### PASAJE PROPORCIONADO

• • • • • • •

La batalla del Pilar tuvo un resultado desastroso para los unitarios, que perdieron el control de la provincia bajo un baño de sangre que duró varios días después del combate. Ocurrió que uno de los Aldao murió de un disparo en la frente mientras parlamentaba un cese del fuego en el campamento unitario. Según los federales, un asesinato traicionero en medio de conversaciones sobre el cese del fuego. La versión unitaria dice que mientras parlamentaban los federales lanzaron un ataque sorpresa y se sintieron traicionados, por lo que mataron al interlocutor. En cualquier caso, la muerte de su hermano despertó en Aldao una furia legendaria que implicó fusilamientos y asesinatos de sus enemigos aún días después de la batalla.

• • • • • • •

Datos de anotación de diseño:
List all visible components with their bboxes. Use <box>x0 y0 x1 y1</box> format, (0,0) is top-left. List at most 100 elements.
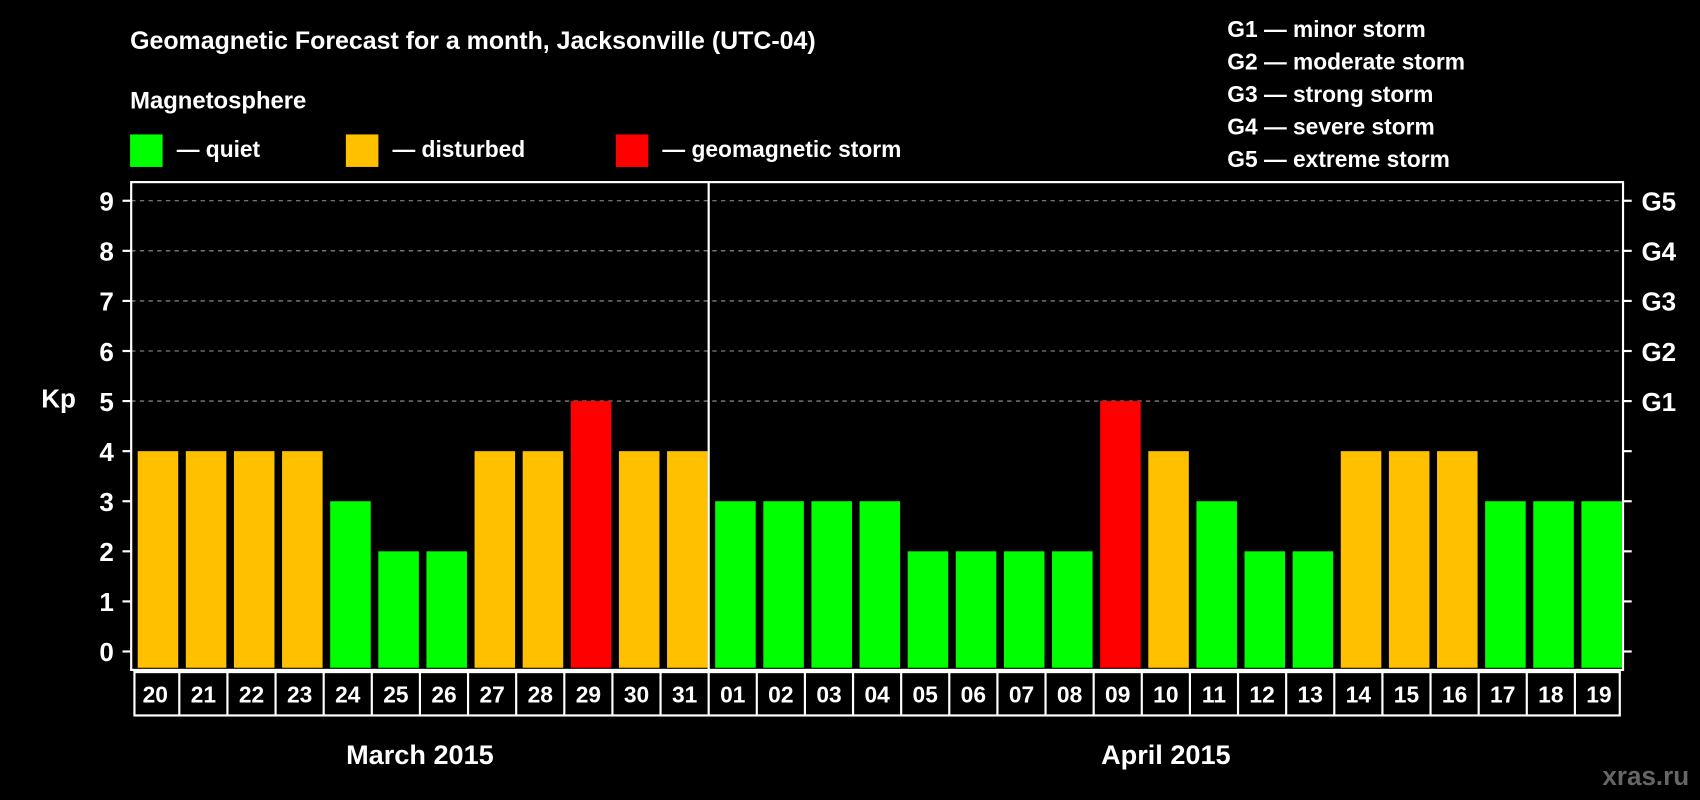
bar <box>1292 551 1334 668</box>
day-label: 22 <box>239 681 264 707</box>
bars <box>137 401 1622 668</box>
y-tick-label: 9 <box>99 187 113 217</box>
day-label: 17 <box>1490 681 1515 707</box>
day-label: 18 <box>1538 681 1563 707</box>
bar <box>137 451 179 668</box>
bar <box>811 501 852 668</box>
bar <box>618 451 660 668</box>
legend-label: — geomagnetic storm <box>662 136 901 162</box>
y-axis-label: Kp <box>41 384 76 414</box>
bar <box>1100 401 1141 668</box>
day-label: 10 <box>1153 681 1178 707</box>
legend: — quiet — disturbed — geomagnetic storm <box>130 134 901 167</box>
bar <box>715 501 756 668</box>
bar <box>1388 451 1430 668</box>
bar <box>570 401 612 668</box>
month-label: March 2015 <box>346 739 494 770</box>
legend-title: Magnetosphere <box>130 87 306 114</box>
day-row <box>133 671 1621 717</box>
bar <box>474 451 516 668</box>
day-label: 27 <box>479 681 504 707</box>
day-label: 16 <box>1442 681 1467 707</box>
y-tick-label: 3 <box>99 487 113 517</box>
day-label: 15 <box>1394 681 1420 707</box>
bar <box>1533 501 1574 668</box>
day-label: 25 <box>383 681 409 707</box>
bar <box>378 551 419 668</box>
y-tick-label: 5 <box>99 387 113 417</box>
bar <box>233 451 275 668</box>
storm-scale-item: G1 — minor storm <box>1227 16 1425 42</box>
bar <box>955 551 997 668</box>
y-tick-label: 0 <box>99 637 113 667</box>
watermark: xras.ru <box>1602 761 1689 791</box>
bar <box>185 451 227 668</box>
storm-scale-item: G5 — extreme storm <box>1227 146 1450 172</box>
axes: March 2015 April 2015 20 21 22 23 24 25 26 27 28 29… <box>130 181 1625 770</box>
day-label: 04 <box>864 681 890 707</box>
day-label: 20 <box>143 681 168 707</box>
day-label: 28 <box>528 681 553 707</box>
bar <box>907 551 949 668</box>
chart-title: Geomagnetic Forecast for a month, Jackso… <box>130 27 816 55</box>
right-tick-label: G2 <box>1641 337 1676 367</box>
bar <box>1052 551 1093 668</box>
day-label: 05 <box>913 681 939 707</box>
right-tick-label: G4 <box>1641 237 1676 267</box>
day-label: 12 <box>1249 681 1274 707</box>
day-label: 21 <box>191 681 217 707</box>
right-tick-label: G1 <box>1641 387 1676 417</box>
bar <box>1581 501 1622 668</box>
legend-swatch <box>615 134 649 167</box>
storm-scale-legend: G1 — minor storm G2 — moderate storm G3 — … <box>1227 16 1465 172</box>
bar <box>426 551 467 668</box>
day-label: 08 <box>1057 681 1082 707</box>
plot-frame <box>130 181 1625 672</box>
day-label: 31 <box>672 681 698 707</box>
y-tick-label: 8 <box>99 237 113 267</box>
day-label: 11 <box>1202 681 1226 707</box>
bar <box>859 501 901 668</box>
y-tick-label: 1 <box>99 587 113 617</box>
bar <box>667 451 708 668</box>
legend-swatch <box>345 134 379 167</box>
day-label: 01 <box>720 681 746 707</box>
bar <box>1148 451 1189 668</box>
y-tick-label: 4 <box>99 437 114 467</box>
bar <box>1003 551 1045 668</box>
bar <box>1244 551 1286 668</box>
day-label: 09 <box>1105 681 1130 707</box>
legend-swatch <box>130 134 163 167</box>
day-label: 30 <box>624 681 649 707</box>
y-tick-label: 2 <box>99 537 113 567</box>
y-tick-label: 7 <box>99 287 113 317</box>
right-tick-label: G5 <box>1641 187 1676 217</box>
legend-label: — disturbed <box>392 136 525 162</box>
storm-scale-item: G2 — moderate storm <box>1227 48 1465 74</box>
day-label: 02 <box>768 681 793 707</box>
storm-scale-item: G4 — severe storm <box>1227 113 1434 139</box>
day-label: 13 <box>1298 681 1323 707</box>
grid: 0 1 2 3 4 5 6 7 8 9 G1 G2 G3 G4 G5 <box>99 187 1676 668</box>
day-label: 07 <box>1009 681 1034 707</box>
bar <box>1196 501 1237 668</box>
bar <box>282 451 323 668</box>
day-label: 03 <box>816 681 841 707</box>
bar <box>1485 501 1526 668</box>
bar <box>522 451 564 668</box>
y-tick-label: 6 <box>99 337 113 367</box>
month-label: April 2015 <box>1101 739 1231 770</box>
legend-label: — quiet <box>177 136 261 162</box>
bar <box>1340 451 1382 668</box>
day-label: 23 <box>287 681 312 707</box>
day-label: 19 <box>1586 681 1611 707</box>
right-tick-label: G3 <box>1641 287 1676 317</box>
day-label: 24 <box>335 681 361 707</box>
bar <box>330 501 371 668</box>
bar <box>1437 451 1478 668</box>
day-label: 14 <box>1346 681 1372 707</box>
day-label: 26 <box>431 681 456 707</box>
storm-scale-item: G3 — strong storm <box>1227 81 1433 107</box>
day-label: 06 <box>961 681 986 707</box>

• • • • • • •

### CONSIGNA 1
Extrae sin cambios las líneas de las entradas comprendidas desde la que contiene "bar <box>1292 551 1334 668</box>" hasta la que contiene "day-label: 20 <box>143 681 168 707</box>", ambas incluidas.
### CONSIGNA 2
Prolonga el pasaje sobre la batalla del Pilar a partir de su última oración.
Las entradas no guardan ninguna relación con el pasaje.

### RESPUESTA ESPERADA 1
bar <box>1292 551 1334 668</box>
day-label: 22 <box>239 681 264 707</box>
bars <box>137 401 1622 668</box>
y-tick-label: 9 <box>99 187 113 217</box>
day-label: 17 <box>1490 681 1515 707</box>
day-label: 18 <box>1538 681 1563 707</box>
bar <box>137 451 179 668</box>
bar <box>811 501 852 668</box>
bar <box>618 451 660 668</box>
legend-label: — geomagnetic storm <box>662 136 901 162</box>
y-axis-label: Kp <box>41 384 76 414</box>
bar <box>1100 401 1141 668</box>
day-label: 10 <box>1153 681 1178 707</box>
legend: — quiet — disturbed — geomagnetic storm <box>130 134 901 167</box>
bar <box>715 501 756 668</box>
bar <box>1388 451 1430 668</box>
bar <box>570 401 612 668</box>
month-label: March 2015 <box>346 739 494 770</box>
legend-title: Magnetosphere <box>130 87 306 114</box>
day-row <box>133 671 1621 717</box>
bar <box>474 451 516 668</box>
day-label: 27 <box>479 681 504 707</box>
day-label: 16 <box>1442 681 1467 707</box>
y-tick-label: 3 <box>99 487 113 517</box>
day-label: 15 <box>1394 681 1420 707</box>
bar <box>1533 501 1574 668</box>
day-label: 25 <box>383 681 409 707</box>
bar <box>378 551 419 668</box>
y-tick-label: 5 <box>99 387 113 417</box>
bar <box>233 451 275 668</box>
storm-scale-item: G1 — minor storm <box>1227 16 1425 42</box>
bar <box>955 551 997 668</box>
y-tick-label: 0 <box>99 637 113 667</box>
watermark: xras.ru <box>1602 761 1689 791</box>
bar <box>185 451 227 668</box>
storm-scale-item: G5 — extreme storm <box>1227 146 1450 172</box>
axes: March 2015 April 2015 20 21 22 23 24 25 26 27 28 29… <box>130 181 1625 770</box>
day-label: 04 <box>864 681 890 707</box>
day-label: 20 <box>143 681 168 707</box>

### RESPUESTA ESPERADA 2
La última batalla

Así relata Sarmiento en sus memorias la batalla Del PIlar, en las que también honra el recuerdo de Laprida:

“Saben todos el origen de la vergonzosa catástrofe del Pilar (…) El desorden de nuestras tropas, dispersas merced a la paz firmada, se convirtió en derrota en el momento, en despecho de esfuerzos inútiles para restablecer las posiciones. Jamás la naturaleza humana se me había presentado más indigna (…) Yo estaba aturdido, ciego de despecho; mi padre vino a sacarme del campo y tuve la crueldad de forzarlo a fugar solo. Laprida, el ilustre Laprida, el presidente del Congreso de Tucumán, vino enseguida y me amonestó, me encareció en los términos más amistosos el peligro que se acrecentaba por segundos. Infeliz, fui yo el último de los que sabían estimar y respetar su mérito, que oyó aquella voz próxima a enmudecer para siempre. Si yo lo hubiera seguido no podría deplorar ahora la pérdida del hombre que más honró a San Juan, su patria, y ante quien se inclinaban los personajes más eminentes de la República como ante uno de los padres de la Patria, como ante la personificación de aquel Congreso de Tucumán que declaró la independencia de las Provincias Unidas. A poco andar lo asesinaron. Sanjuaninos, se dice, y largos años se ignoró el fin trágico que le alcanzó aquella tarde”.
En efecto, ese es el último dato cierto sobre la suerte que corrió Laprida. Una versión indica que huyó junto a otros soldados perseguido una montonera federal y al ser capturado y reconocido, se lo sometió a una muerte truculenta. Enterrado vivo hasta el cuello, una tropilla de caballos le habría aplastado el cráneo. Otra versión habla de una caída a cuchillazos, para ser finalmente degollado. Nada más que su muerte se supo con certeza. Se cree que su cadáver, trasladado al Cabildo de Mendoza, pudo ser reconocido por el juez Gregorio Ortiz a partir de un bordado en su ropa, y su cuerpo fue almacenado en un calabozo hasta que fuera reclamado por su familia.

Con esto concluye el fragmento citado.